» Try it
Lines in the records below that contain the word "color" must each be copied.
BEGIN Provided entries
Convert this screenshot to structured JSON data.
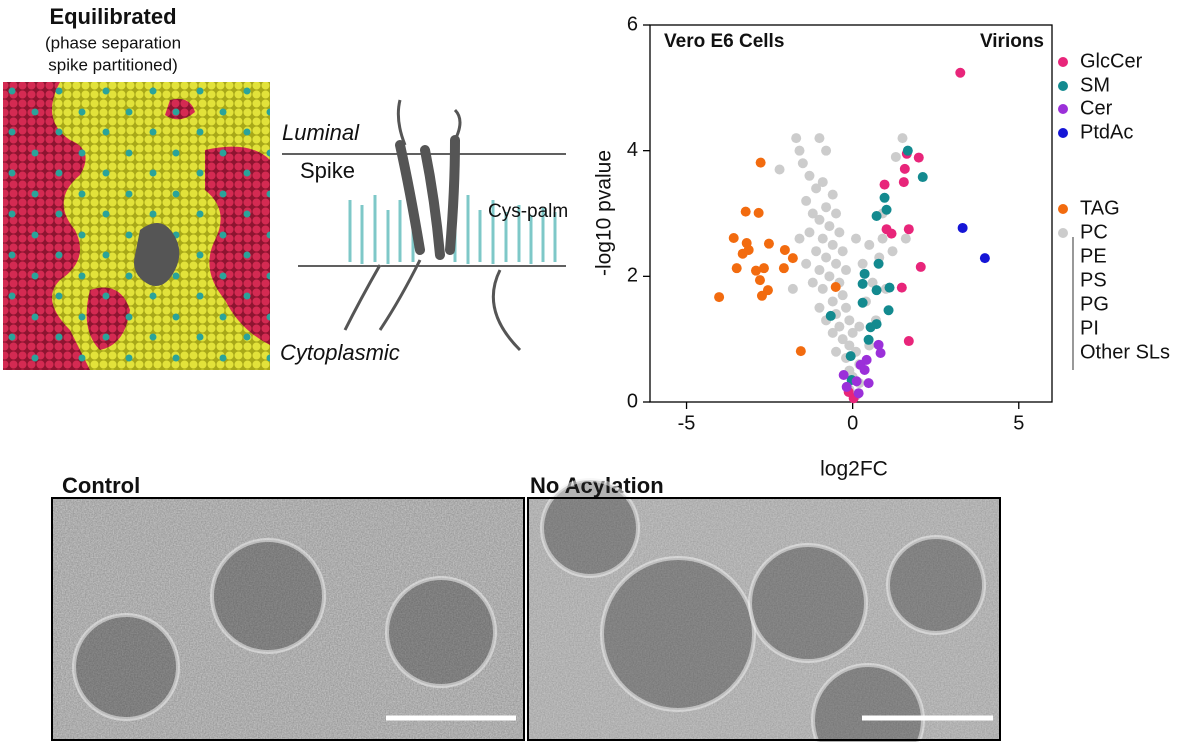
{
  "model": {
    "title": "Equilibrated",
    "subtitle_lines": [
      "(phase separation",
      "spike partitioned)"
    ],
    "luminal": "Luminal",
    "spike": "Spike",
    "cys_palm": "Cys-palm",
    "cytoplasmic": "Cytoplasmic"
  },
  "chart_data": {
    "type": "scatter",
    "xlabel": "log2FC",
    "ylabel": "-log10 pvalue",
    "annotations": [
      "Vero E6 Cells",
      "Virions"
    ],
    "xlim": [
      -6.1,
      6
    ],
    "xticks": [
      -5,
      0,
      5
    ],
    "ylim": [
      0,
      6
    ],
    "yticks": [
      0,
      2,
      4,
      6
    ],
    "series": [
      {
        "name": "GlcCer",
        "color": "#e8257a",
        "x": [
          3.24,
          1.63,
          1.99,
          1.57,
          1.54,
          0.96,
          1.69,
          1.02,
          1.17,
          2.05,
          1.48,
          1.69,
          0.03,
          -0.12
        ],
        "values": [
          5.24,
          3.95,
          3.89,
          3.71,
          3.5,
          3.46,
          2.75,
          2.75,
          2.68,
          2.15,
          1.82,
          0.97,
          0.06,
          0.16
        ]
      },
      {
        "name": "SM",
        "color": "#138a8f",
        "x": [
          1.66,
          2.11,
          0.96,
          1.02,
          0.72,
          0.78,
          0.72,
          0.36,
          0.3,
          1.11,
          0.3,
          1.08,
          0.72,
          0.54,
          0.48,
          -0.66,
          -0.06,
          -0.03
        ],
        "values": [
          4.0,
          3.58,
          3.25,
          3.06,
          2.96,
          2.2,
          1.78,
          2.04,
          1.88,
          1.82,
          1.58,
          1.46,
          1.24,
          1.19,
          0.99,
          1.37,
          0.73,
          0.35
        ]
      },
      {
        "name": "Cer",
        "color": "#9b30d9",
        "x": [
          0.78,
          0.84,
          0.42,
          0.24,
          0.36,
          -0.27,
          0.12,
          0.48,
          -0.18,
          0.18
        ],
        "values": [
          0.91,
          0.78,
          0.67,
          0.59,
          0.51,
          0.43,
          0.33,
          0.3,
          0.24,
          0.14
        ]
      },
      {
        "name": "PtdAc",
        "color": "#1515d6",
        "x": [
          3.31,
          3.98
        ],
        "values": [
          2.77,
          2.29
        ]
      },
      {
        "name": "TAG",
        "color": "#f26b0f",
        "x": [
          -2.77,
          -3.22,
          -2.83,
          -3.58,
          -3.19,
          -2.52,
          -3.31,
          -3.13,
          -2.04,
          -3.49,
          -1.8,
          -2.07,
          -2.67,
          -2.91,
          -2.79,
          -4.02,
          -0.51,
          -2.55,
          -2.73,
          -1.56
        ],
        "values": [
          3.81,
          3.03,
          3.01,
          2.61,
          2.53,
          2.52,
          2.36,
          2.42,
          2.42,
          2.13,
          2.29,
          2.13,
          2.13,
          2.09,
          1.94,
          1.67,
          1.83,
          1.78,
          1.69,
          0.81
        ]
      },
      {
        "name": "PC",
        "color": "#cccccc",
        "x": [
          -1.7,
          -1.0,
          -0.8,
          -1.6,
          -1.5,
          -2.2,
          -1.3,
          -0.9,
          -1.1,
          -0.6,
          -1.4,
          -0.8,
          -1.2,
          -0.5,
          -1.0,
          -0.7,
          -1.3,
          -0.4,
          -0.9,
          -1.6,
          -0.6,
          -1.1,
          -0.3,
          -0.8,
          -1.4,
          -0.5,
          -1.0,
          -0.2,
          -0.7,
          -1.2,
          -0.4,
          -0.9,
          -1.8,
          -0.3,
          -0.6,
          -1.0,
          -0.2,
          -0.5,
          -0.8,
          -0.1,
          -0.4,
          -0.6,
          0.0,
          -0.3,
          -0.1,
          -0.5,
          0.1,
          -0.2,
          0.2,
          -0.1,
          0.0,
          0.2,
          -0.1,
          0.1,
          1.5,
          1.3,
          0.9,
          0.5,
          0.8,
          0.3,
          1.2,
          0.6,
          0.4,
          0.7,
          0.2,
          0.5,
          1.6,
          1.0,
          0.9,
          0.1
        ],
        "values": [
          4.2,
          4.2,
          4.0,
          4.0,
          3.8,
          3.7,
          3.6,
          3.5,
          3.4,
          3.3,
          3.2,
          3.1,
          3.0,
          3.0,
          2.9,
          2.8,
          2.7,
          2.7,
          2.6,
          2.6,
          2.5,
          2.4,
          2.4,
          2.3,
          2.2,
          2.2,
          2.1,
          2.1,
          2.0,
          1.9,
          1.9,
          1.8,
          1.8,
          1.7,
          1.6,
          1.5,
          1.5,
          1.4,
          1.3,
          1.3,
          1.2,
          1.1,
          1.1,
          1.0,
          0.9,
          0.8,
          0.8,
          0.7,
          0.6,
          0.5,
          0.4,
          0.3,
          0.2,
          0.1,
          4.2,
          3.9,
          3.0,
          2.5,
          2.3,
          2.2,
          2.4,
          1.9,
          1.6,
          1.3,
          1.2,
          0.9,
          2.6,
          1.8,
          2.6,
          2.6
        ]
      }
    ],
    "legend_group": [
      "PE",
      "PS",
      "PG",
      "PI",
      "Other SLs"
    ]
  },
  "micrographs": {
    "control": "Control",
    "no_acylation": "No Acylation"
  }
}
END Provided entries
» Task result
        "color": "#e8257a",
        "color": "#138a8f",
        "color": "#9b30d9",
        "color": "#1515d6",
        "color": "#f26b0f",
        "color": "#cccccc",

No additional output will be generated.